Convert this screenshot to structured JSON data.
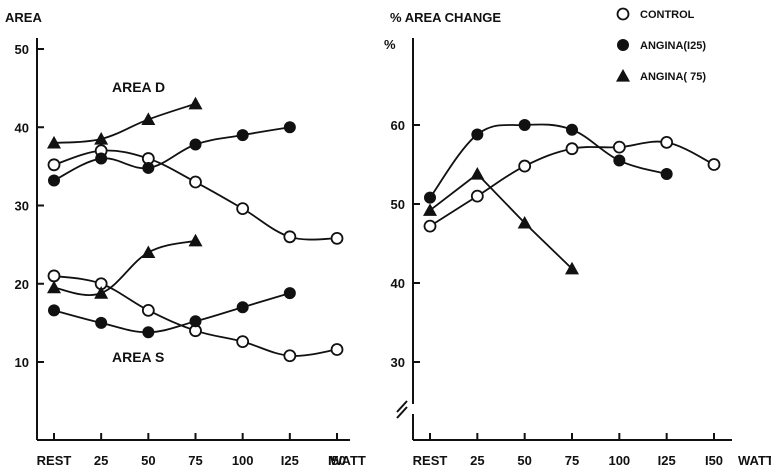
{
  "chart_data": [
    {
      "type": "scatter",
      "title": "",
      "ylabel": "AREA",
      "xlabel": "WATT",
      "x_tick_labels": [
        "REST",
        "25",
        "50",
        "75",
        "100",
        "I25",
        "I50"
      ],
      "x": [
        0,
        25,
        50,
        75,
        100,
        125,
        150
      ],
      "ylim": [
        0,
        50
      ],
      "y_ticks": [
        "10",
        "20",
        "30",
        "40",
        "50"
      ],
      "annotations": [
        "AREA D",
        "AREA S"
      ],
      "series": [
        {
          "group": "AREA D",
          "name": "CONTROL",
          "marker": "open-circle",
          "x": [
            0,
            25,
            50,
            75,
            100,
            125,
            150
          ],
          "y": [
            35.2,
            37.0,
            36.0,
            33.0,
            29.6,
            26.0,
            25.8
          ]
        },
        {
          "group": "AREA D",
          "name": "ANGINA(I25)",
          "marker": "filled-circle",
          "x": [
            0,
            25,
            50,
            75,
            100,
            125
          ],
          "y": [
            33.2,
            36.0,
            34.8,
            37.8,
            39.0,
            40.0
          ]
        },
        {
          "group": "AREA D",
          "name": "ANGINA( 75)",
          "marker": "filled-triangle",
          "x": [
            0,
            25,
            50,
            75
          ],
          "y": [
            38.0,
            38.5,
            41.0,
            43.0
          ]
        },
        {
          "group": "AREA S",
          "name": "CONTROL",
          "marker": "open-circle",
          "x": [
            0,
            25,
            50,
            75,
            100,
            125,
            150
          ],
          "y": [
            21.0,
            20.0,
            16.6,
            14.0,
            12.6,
            10.8,
            11.6
          ]
        },
        {
          "group": "AREA S",
          "name": "ANGINA(I25)",
          "marker": "filled-circle",
          "x": [
            0,
            25,
            50,
            75,
            100,
            125
          ],
          "y": [
            16.6,
            15.0,
            13.8,
            15.2,
            17.0,
            18.8
          ]
        },
        {
          "group": "AREA S",
          "name": "ANGINA( 75)",
          "marker": "filled-triangle",
          "x": [
            0,
            25,
            50,
            75
          ],
          "y": [
            19.5,
            18.8,
            24.0,
            25.5
          ]
        }
      ]
    },
    {
      "type": "scatter",
      "title": "",
      "ylabel": "% AREA CHANGE",
      "y_unit": "%",
      "xlabel": "WATT",
      "x_tick_labels": [
        "REST",
        "25",
        "50",
        "75",
        "100",
        "I25",
        "I50"
      ],
      "x": [
        0,
        25,
        50,
        75,
        100,
        125,
        150
      ],
      "ylim": [
        30,
        60
      ],
      "y_ticks": [
        "30",
        "40",
        "50",
        "60"
      ],
      "axis_break": true,
      "series": [
        {
          "name": "CONTROL",
          "marker": "open-circle",
          "x": [
            0,
            25,
            50,
            75,
            100,
            125,
            150
          ],
          "y": [
            47.2,
            51.0,
            54.8,
            57.0,
            57.2,
            57.8,
            55.0
          ]
        },
        {
          "name": "ANGINA(I25)",
          "marker": "filled-circle",
          "x": [
            0,
            25,
            50,
            75,
            100,
            125
          ],
          "y": [
            50.8,
            58.8,
            60.0,
            59.4,
            55.5,
            53.8
          ]
        },
        {
          "name": "ANGINA( 75)",
          "marker": "filled-triangle",
          "x": [
            0,
            25,
            50,
            75
          ],
          "y": [
            49.2,
            53.8,
            47.6,
            41.8
          ]
        }
      ]
    }
  ],
  "legend": {
    "placement": "top-right",
    "items": [
      {
        "label": "CONTROL",
        "marker": "open-circle"
      },
      {
        "label": "ANGINA(I25)",
        "marker": "filled-circle"
      },
      {
        "label": "ANGINA( 75)",
        "marker": "filled-triangle"
      }
    ]
  }
}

* **DIRECTIVE**: Nothing but the pictures may be dropped; output the records above exactly.

* **REPLY**:
Convert this screenshot to structured JSON data.
{
  "chart_data": [
    {
      "type": "scatter",
      "title": "",
      "ylabel": "AREA",
      "xlabel": "WATT",
      "x_tick_labels": [
        "REST",
        "25",
        "50",
        "75",
        "100",
        "I25",
        "I50"
      ],
      "x": [
        0,
        25,
        50,
        75,
        100,
        125,
        150
      ],
      "ylim": [
        0,
        50
      ],
      "y_ticks": [
        "10",
        "20",
        "30",
        "40",
        "50"
      ],
      "annotations": [
        "AREA D",
        "AREA S"
      ],
      "series": [
        {
          "group": "AREA D",
          "name": "CONTROL",
          "marker": "open-circle",
          "x": [
            0,
            25,
            50,
            75,
            100,
            125,
            150
          ],
          "y": [
            35.2,
            37.0,
            36.0,
            33.0,
            29.6,
            26.0,
            25.8
          ]
        },
        {
          "group": "AREA D",
          "name": "ANGINA(I25)",
          "marker": "filled-circle",
          "x": [
            0,
            25,
            50,
            75,
            100,
            125
          ],
          "y": [
            33.2,
            36.0,
            34.8,
            37.8,
            39.0,
            40.0
          ]
        },
        {
          "group": "AREA D",
          "name": "ANGINA( 75)",
          "marker": "filled-triangle",
          "x": [
            0,
            25,
            50,
            75
          ],
          "y": [
            38.0,
            38.5,
            41.0,
            43.0
          ]
        },
        {
          "group": "AREA S",
          "name": "CONTROL",
          "marker": "open-circle",
          "x": [
            0,
            25,
            50,
            75,
            100,
            125,
            150
          ],
          "y": [
            21.0,
            20.0,
            16.6,
            14.0,
            12.6,
            10.8,
            11.6
          ]
        },
        {
          "group": "AREA S",
          "name": "ANGINA(I25)",
          "marker": "filled-circle",
          "x": [
            0,
            25,
            50,
            75,
            100,
            125
          ],
          "y": [
            16.6,
            15.0,
            13.8,
            15.2,
            17.0,
            18.8
          ]
        },
        {
          "group": "AREA S",
          "name": "ANGINA( 75)",
          "marker": "filled-triangle",
          "x": [
            0,
            25,
            50,
            75
          ],
          "y": [
            19.5,
            18.8,
            24.0,
            25.5
          ]
        }
      ]
    },
    {
      "type": "scatter",
      "title": "",
      "ylabel": "% AREA CHANGE",
      "y_unit": "%",
      "xlabel": "WATT",
      "x_tick_labels": [
        "REST",
        "25",
        "50",
        "75",
        "100",
        "I25",
        "I50"
      ],
      "x": [
        0,
        25,
        50,
        75,
        100,
        125,
        150
      ],
      "ylim": [
        30,
        60
      ],
      "y_ticks": [
        "30",
        "40",
        "50",
        "60"
      ],
      "axis_break": true,
      "series": [
        {
          "name": "CONTROL",
          "marker": "open-circle",
          "x": [
            0,
            25,
            50,
            75,
            100,
            125,
            150
          ],
          "y": [
            47.2,
            51.0,
            54.8,
            57.0,
            57.2,
            57.8,
            55.0
          ]
        },
        {
          "name": "ANGINA(I25)",
          "marker": "filled-circle",
          "x": [
            0,
            25,
            50,
            75,
            100,
            125
          ],
          "y": [
            50.8,
            58.8,
            60.0,
            59.4,
            55.5,
            53.8
          ]
        },
        {
          "name": "ANGINA( 75)",
          "marker": "filled-triangle",
          "x": [
            0,
            25,
            50,
            75
          ],
          "y": [
            49.2,
            53.8,
            47.6,
            41.8
          ]
        }
      ]
    }
  ],
  "legend": {
    "placement": "top-right",
    "items": [
      {
        "label": "CONTROL",
        "marker": "open-circle"
      },
      {
        "label": "ANGINA(I25)",
        "marker": "filled-circle"
      },
      {
        "label": "ANGINA( 75)",
        "marker": "filled-triangle"
      }
    ]
  }
}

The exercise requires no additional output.